- YOUR ASSIGNMENT -
Reproduce the passage of the urn probability explanation starting with "This is a problem" and going on through "(with probability 1)", word for word.

===== DOCUMENT EXTRACT

This is a problem where it's actually advantageous NOT to apply "without loss of generality".

Call the urns R and L (for Right and Left) rather than smallest and greatest.

When 2 coins are in play:

R has 1 coin (with probability 1)

When 3 coins are in play:

R has 2 coins with probability 1/2

R has 1 coin with probability 1/2

When 4 coins are in play:

R has 3 coins if it had 2 in the previous round AND a coin was added to R -- probability 1/2 x 2/3 = 1/3

R has 2 coins if EITHER (it had 2 in the previous round AND a coin was added to L) OR (it had 1 in the previous round AND a coin was added to R) -- probability (1/2 x 1/3) + (1/2 x 1/3) = 1/3

R has 1 coin if it had 1 in the previous round AND a coin was added to L -- probability 1/2 x 2/3 = 1/3

When N+1 coins are in play, if you know that on round N each possible number of coins in urn R had equal probability (which would be 1/(N-1)):

R has C coins if EITHER (R had C in the previous round AND a coin was added to L) OR (R had C-1 in the previous round AND a coin was added to R) -- probability [1/(N-1) x (N-C)/N] + [1/(N-1) x (C-1)/N] = 1/(N-1) x [(N-C) + (C-1)] / N = 1/(N-1) x (N-1)/N = 1/N

So the probability that urn R contains C coins on round N+1 is 1/N regardless of the value of C -- all possibilities are equally likely.

==========
===== EXTRACTED INFORMATION

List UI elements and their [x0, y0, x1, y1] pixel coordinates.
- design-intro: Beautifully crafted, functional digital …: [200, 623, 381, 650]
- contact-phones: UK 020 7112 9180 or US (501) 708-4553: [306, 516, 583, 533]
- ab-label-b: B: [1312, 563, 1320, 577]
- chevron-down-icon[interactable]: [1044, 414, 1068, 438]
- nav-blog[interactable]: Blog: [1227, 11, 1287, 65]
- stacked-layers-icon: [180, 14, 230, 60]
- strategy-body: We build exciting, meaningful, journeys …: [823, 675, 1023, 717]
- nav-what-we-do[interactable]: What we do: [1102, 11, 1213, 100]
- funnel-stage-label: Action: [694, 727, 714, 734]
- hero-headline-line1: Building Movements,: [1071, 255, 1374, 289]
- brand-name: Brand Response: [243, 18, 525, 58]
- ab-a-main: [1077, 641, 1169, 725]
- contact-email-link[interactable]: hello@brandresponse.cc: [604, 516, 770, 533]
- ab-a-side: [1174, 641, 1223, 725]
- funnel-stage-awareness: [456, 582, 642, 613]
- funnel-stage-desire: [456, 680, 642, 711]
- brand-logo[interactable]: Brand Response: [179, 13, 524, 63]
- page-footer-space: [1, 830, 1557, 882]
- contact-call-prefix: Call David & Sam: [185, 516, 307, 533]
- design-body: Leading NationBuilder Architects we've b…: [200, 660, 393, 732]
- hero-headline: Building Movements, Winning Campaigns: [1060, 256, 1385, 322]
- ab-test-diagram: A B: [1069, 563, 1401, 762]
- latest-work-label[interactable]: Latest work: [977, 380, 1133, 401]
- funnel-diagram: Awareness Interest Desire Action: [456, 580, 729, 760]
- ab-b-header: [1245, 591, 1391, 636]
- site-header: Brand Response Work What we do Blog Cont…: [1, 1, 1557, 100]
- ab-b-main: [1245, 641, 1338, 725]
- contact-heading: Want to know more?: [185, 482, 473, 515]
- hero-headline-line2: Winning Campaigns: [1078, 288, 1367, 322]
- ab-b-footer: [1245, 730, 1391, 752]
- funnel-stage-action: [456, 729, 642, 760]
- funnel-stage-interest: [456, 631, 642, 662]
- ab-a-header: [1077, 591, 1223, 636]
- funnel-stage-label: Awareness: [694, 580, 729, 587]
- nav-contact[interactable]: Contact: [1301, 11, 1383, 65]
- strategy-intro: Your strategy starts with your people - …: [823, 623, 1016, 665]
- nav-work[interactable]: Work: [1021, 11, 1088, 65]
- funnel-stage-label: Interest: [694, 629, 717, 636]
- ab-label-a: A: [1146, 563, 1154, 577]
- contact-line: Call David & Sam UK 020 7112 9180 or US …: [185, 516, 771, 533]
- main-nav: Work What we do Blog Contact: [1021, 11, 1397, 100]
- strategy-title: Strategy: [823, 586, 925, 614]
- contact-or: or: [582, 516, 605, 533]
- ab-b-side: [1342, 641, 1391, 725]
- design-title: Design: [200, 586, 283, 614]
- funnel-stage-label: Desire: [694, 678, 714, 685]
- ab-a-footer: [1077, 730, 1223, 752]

==========

- ANSWER TO THE PROBLEM -
This is a problem where it's actually advantageous NOT to apply "without loss of generality".

Call the urns R and L (for Right and Left) rather than smallest and greatest.

When 2 coins are in play:

R has 1 coin (with probability 1)